__QUOTED PASSAGE__
——————
Book Report Worksheets

A solid Book Report can encourage reading comprehension, help understand broad concepts, and help a child learn about different story elements. That being said, they can also be a source of frustration for children which, in turn, can make them not want to read at all. I am very pro-reading for pleasure when it comes to little kids. As a lover of the written word I didn’t want The Buttons to feel that reading was drudgery. Something they have to “get through”. There are many conversations happening in educational circles surrounding the use of charts, stickers, reading logs, and book reports. Which ones help and which ones hinder a child’s love of reading?
——————
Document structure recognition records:

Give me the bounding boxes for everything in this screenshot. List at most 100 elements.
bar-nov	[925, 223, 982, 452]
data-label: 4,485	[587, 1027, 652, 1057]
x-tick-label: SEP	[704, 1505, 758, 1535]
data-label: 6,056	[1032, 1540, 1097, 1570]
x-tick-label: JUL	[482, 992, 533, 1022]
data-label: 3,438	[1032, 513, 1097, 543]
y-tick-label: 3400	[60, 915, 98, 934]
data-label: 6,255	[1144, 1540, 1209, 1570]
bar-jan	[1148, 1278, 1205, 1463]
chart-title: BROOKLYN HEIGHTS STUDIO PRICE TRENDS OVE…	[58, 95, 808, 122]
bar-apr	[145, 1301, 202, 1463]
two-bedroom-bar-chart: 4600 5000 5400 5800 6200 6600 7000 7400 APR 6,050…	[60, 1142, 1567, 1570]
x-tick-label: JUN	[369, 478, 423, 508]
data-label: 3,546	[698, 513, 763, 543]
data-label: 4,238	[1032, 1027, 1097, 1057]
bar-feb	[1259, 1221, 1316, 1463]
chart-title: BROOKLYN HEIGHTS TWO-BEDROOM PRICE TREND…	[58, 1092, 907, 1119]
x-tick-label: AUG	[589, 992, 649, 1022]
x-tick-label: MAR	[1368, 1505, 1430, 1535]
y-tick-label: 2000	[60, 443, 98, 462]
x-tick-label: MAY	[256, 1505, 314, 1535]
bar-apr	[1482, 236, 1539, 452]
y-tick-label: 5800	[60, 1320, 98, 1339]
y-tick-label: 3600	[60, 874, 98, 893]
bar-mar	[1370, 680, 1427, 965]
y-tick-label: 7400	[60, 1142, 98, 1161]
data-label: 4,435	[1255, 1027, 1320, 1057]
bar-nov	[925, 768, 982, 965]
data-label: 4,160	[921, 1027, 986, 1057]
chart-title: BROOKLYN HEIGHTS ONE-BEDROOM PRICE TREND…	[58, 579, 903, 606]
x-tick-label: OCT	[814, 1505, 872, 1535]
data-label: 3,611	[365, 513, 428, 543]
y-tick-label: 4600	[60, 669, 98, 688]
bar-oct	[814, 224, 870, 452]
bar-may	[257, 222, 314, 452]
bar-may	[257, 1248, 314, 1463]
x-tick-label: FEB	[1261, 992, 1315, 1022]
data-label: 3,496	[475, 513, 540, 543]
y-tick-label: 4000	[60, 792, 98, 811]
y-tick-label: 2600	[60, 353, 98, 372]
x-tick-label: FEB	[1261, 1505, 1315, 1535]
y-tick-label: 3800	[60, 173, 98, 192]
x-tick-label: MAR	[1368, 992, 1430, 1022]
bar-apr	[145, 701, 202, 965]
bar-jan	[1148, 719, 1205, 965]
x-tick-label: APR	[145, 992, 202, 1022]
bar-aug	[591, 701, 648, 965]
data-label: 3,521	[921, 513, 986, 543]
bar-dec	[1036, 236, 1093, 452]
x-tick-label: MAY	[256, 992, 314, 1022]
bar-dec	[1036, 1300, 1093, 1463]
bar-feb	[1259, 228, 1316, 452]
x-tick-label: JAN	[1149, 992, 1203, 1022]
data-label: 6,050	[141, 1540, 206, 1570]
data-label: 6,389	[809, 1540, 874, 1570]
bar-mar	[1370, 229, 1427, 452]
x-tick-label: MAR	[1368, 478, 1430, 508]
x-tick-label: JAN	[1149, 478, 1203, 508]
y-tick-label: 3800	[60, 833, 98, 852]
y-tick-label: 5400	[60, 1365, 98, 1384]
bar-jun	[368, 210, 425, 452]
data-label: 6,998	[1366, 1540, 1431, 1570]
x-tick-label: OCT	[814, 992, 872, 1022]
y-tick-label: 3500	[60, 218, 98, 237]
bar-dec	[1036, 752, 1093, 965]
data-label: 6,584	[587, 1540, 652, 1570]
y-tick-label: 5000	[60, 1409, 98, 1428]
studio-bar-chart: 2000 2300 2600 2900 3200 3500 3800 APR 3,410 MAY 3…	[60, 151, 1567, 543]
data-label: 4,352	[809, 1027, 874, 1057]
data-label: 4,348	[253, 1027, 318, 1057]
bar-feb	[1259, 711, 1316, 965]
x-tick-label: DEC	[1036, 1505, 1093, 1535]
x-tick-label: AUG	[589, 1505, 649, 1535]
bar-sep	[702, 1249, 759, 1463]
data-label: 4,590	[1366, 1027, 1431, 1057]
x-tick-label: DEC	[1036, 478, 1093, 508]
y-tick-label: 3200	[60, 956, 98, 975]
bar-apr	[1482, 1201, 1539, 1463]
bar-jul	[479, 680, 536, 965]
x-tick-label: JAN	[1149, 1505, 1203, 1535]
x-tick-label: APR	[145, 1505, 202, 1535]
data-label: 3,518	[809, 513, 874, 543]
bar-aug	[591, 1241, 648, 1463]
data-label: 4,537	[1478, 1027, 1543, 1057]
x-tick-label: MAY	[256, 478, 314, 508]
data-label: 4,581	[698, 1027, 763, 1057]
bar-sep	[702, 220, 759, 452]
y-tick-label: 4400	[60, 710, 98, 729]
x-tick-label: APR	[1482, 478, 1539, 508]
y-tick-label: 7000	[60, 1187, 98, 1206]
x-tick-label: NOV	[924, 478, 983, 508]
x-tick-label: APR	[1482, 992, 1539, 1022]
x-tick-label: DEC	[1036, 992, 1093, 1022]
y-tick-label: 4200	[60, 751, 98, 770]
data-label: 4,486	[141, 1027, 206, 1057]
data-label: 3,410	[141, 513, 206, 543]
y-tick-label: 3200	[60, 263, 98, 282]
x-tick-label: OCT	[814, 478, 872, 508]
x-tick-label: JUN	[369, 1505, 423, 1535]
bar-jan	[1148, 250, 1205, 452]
——————
__ASSIGNED TASK A__
Transcribe the book report passage between "Book Report Worksheets" and "love of reading?", inclusive.
__ASSIGNED TASK B__
Write the next part of the passage on book reports and children's reading, picking up after its final sentence.
These records have no connection to the book report text.

__YOUR RESPONSE A__
Book Report Worksheets

A solid Book Report can encourage reading comprehension, help understand broad concepts, and help a child learn about different story elements. That being said, they can also be a source of frustration for children which, in turn, can make them not want to read at all. I am very pro-reading for pleasure when it comes to little kids. As a lover of the written word I didn’t want The Buttons to feel that reading was drudgery. Something they have to “get through”. There are many conversations happening in educational circles surrounding the use of charts, stickers, reading logs, and book reports. Which ones help and which ones hinder a child’s love of reading?

__YOUR RESPONSE B__
As far as book reports go I’m a fan BUT…. See, I love the idea of a book report. As a child I enjoyed finding all the information about a book. I liked learning about main and secondary characters, settings, calls to adventure. I didn’t mind summarising the plot. I hated, however, being forced to memorise someone else’s opinion. I hated being told that my summary was “good” but not right because it didn’t fit the narrative the teacher/curriculum was pushing. There’s a difference between a lack of comprehension and disagreeing with someone else’s opinion. Now, I’m not saying that there isn’t value in those opinions, there absolutely is. Of course there are themes the actual author is putting forth that need to be kept in mind, but like most art forms there’s room for interpretation. What makes art valuable is the relationship the artist allows us to have with it. Being told your opinion on art is wrong over and over again sucks the value out of the art itself. Yet, this happens with books all the time and it’s especially detrimental to young children just learning to read. Childhood is the ideal time to fall in love with the written word. Reading comprehension is so much easier to enforce when your child is enjoying the journey.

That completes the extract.